**The exercise**
Look through the records below and collect all lines that hold the string "Filter".
#### Task data ####
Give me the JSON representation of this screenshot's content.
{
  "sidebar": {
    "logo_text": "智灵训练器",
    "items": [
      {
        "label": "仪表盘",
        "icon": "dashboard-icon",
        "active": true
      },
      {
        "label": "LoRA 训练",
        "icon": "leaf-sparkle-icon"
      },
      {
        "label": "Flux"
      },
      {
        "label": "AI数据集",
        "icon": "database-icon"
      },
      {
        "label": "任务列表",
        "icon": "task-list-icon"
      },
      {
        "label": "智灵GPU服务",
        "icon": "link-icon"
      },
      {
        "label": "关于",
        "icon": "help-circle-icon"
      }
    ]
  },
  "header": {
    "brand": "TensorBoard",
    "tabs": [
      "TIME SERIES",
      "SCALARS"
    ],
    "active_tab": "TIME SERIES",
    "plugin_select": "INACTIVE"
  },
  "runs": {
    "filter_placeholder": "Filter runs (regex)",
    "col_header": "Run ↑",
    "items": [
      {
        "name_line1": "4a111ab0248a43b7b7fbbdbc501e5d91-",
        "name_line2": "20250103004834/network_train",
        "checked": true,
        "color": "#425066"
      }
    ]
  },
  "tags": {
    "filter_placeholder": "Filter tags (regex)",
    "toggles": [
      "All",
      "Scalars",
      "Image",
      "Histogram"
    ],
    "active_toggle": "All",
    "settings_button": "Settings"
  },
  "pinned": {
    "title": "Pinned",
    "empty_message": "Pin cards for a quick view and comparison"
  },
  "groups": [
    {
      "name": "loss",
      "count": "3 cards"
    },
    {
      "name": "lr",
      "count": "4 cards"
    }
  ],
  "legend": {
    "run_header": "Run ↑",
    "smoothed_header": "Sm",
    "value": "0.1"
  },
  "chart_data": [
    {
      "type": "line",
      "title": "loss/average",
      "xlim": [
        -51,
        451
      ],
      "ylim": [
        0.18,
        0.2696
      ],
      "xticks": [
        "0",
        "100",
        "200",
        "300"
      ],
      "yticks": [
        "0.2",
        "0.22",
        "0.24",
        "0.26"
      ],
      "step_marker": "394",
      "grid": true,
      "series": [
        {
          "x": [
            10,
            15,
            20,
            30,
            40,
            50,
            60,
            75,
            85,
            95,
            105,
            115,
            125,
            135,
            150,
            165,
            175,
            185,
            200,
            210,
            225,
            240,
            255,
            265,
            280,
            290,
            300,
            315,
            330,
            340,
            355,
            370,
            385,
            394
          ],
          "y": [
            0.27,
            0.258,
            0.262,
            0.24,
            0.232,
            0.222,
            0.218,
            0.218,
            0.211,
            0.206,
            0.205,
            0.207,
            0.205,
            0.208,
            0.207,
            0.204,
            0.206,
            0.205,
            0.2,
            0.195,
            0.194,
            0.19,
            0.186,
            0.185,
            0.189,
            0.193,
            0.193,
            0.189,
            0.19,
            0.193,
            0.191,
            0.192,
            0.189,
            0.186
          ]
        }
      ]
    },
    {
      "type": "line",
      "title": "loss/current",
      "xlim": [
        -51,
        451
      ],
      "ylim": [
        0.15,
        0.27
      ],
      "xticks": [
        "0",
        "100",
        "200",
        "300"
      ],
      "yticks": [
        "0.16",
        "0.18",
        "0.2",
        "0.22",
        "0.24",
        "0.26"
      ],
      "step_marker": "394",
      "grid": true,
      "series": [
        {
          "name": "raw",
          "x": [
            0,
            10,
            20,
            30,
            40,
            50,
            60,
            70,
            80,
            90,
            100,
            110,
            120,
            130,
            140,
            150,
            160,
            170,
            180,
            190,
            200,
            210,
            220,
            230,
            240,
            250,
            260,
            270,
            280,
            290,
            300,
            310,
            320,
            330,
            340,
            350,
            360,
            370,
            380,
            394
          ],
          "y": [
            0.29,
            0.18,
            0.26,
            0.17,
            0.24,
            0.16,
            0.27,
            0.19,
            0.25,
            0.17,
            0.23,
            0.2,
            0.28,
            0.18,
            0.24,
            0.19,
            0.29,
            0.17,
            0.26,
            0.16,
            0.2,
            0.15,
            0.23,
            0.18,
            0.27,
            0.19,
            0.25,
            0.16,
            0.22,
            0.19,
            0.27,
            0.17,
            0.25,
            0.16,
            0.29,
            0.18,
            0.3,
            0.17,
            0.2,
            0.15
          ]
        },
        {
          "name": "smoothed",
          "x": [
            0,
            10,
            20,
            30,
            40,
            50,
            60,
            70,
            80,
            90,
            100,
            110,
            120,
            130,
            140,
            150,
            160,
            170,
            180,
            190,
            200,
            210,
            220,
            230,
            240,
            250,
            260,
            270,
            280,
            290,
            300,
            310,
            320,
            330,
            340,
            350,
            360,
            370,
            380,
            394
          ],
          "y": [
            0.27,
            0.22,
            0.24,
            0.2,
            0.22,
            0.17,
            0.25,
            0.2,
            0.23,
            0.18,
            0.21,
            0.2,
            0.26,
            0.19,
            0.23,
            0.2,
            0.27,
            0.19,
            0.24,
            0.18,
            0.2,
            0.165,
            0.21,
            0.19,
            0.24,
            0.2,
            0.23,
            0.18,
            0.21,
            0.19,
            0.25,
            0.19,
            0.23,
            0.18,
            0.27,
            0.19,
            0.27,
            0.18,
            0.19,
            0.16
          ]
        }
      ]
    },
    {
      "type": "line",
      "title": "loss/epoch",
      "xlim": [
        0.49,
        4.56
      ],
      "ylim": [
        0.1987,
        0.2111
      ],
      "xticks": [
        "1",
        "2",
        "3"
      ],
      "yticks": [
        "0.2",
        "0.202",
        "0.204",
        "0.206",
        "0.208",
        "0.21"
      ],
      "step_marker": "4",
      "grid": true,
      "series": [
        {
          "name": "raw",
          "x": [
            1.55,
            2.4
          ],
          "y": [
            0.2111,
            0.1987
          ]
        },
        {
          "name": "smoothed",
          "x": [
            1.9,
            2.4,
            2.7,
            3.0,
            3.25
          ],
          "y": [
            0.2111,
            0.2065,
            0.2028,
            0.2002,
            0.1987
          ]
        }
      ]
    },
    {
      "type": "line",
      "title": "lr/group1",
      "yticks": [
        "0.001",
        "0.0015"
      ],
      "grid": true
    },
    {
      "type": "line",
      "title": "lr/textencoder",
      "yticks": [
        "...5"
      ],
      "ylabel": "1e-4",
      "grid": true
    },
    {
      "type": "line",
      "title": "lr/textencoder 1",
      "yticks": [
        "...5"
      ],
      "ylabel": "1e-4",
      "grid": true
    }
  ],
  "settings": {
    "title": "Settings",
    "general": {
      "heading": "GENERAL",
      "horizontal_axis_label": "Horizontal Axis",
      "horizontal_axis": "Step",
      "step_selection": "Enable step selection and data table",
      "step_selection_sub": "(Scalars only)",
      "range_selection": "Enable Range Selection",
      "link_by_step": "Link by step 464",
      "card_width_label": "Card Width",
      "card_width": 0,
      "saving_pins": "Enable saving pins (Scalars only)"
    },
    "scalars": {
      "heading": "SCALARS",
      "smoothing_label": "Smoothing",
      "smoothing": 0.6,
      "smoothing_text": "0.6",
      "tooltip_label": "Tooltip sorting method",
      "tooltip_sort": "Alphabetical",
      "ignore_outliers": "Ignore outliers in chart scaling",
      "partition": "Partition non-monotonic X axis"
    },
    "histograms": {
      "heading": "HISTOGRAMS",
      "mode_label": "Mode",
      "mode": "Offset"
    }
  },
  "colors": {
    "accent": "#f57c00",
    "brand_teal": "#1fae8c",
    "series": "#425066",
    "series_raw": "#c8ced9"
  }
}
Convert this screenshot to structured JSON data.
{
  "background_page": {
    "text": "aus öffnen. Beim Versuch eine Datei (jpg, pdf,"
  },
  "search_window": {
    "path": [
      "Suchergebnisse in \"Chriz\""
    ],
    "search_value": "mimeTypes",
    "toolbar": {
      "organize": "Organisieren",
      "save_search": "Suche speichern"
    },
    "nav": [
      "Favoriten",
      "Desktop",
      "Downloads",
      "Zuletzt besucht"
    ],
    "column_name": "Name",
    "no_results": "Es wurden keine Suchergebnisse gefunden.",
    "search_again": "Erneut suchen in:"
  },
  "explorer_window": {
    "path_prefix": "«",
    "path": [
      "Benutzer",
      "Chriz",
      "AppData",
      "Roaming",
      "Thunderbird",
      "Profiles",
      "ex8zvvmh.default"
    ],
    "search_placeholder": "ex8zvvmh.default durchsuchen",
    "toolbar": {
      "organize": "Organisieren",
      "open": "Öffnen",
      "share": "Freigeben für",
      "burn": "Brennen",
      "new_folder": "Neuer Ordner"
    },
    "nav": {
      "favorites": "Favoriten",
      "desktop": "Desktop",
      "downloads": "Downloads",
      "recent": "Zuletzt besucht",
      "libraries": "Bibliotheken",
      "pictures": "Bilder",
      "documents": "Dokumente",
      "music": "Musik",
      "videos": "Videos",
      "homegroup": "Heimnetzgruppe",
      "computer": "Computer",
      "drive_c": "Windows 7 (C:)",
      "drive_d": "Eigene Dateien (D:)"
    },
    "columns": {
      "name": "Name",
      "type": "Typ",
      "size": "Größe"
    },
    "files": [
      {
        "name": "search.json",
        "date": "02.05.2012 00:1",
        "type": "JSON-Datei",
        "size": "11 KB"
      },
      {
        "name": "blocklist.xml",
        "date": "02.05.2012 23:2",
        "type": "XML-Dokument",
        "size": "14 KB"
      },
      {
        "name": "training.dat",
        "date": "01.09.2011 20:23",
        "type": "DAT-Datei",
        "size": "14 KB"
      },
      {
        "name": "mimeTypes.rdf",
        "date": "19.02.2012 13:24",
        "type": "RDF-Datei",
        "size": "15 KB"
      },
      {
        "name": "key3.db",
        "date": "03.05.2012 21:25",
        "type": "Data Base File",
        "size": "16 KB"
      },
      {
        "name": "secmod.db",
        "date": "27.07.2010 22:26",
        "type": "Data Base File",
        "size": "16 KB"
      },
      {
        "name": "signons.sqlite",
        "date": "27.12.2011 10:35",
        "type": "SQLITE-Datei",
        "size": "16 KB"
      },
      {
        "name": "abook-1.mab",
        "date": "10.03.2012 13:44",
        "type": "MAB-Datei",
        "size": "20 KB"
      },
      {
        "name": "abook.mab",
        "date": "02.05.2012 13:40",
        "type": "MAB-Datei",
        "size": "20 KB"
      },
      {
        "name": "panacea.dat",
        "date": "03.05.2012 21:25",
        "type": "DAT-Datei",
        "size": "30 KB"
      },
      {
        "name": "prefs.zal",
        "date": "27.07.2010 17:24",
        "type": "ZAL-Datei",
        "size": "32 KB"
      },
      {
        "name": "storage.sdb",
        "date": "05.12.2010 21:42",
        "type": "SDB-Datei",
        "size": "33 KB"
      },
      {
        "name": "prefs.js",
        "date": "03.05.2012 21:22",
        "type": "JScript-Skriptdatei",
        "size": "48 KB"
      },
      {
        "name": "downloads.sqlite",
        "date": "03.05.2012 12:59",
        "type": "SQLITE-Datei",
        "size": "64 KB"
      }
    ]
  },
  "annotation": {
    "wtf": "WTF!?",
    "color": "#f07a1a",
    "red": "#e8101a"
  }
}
####
**Output for this task**
    "filter_placeholder": "Filter runs (regex)",
    "filter_placeholder": "Filter tags (regex)",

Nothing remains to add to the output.